*Given exercise:* Without omitting anything, retype the data that follows.

# # # # # # #

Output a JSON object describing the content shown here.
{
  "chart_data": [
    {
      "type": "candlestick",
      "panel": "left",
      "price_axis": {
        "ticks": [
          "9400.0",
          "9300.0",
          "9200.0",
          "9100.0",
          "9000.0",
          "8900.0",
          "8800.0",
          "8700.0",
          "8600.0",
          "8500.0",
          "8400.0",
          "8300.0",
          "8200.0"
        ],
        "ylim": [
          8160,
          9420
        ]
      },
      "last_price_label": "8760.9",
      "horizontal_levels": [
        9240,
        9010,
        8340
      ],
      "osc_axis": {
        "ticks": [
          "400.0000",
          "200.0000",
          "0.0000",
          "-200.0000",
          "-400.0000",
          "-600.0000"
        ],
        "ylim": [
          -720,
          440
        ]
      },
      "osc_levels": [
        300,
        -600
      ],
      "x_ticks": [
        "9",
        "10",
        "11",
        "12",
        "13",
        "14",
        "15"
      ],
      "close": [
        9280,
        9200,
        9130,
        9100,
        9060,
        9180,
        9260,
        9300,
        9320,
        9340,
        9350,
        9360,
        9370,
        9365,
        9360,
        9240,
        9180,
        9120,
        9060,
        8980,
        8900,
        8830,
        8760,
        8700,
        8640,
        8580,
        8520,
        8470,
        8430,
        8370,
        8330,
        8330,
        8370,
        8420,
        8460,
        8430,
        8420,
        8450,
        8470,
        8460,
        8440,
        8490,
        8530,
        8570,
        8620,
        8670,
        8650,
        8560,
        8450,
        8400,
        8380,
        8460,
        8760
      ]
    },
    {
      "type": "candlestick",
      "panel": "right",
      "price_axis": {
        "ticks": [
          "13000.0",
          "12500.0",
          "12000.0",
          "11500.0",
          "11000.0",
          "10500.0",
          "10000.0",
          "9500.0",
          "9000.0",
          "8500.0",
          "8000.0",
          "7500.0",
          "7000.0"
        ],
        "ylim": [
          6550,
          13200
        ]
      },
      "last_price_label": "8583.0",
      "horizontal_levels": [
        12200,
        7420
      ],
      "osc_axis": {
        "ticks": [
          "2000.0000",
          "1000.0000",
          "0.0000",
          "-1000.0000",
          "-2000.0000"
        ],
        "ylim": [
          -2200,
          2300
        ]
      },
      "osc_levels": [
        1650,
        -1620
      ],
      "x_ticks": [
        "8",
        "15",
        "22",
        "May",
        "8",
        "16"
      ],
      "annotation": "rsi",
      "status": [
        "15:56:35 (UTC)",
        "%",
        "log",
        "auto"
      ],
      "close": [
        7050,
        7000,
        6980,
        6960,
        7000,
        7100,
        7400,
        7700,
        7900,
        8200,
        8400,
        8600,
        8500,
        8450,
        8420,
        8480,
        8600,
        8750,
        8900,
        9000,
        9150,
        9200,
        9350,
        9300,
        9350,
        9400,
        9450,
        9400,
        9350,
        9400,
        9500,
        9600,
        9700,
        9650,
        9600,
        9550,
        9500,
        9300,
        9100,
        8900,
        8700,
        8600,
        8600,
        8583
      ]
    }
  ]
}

# # # # # # #

*Exercise solution:*
Output a JSON object describing the content shown here.
{
  "chart_data": [
    {
      "type": "candlestick",
      "panel": "left",
      "price_axis": {
        "ticks": [
          "9400.0",
          "9300.0",
          "9200.0",
          "9100.0",
          "9000.0",
          "8900.0",
          "8800.0",
          "8700.0",
          "8600.0",
          "8500.0",
          "8400.0",
          "8300.0",
          "8200.0"
        ],
        "ylim": [
          8160,
          9420
        ]
      },
      "last_price_label": "8760.9",
      "horizontal_levels": [
        9240,
        9010,
        8340
      ],
      "osc_axis": {
        "ticks": [
          "400.0000",
          "200.0000",
          "0.0000",
          "-200.0000",
          "-400.0000",
          "-600.0000"
        ],
        "ylim": [
          -720,
          440
        ]
      },
      "osc_levels": [
        300,
        -600
      ],
      "x_ticks": [
        "9",
        "10",
        "11",
        "12",
        "13",
        "14",
        "15"
      ],
      "close": [
        9280,
        9200,
        9130,
        9100,
        9060,
        9180,
        9260,
        9300,
        9320,
        9340,
        9350,
        9360,
        9370,
        9365,
        9360,
        9240,
        9180,
        9120,
        9060,
        8980,
        8900,
        8830,
        8760,
        8700,
        8640,
        8580,
        8520,
        8470,
        8430,
        8370,
        8330,
        8330,
        8370,
        8420,
        8460,
        8430,
        8420,
        8450,
        8470,
        8460,
        8440,
        8490,
        8530,
        8570,
        8620,
        8670,
        8650,
        8560,
        8450,
        8400,
        8380,
        8460,
        8760
      ]
    },
    {
      "type": "candlestick",
      "panel": "right",
      "price_axis": {
        "ticks": [
          "13000.0",
          "12500.0",
          "12000.0",
          "11500.0",
          "11000.0",
          "10500.0",
          "10000.0",
          "9500.0",
          "9000.0",
          "8500.0",
          "8000.0",
          "7500.0",
          "7000.0"
        ],
        "ylim": [
          6550,
          13200
        ]
      },
      "last_price_label": "8583.0",
      "horizontal_levels": [
        12200,
        7420
      ],
      "osc_axis": {
        "ticks": [
          "2000.0000",
          "1000.0000",
          "0.0000",
          "-1000.0000",
          "-2000.0000"
        ],
        "ylim": [
          -2200,
          2300
        ]
      },
      "osc_levels": [
        1650,
        -1620
      ],
      "x_ticks": [
        "8",
        "15",
        "22",
        "May",
        "8",
        "16"
      ],
      "annotation": "rsi",
      "status": [
        "15:56:35 (UTC)",
        "%",
        "log",
        "auto"
      ],
      "close": [
        7050,
        7000,
        6980,
        6960,
        7000,
        7100,
        7400,
        7700,
        7900,
        8200,
        8400,
        8600,
        8500,
        8450,
        8420,
        8480,
        8600,
        8750,
        8900,
        9000,
        9150,
        9200,
        9350,
        9300,
        9350,
        9400,
        9450,
        9400,
        9350,
        9400,
        9500,
        9600,
        9700,
        9650,
        9600,
        9550,
        9500,
        9300,
        9100,
        8900,
        8700,
        8600,
        8600,
        8583
      ]
    }
  ]
}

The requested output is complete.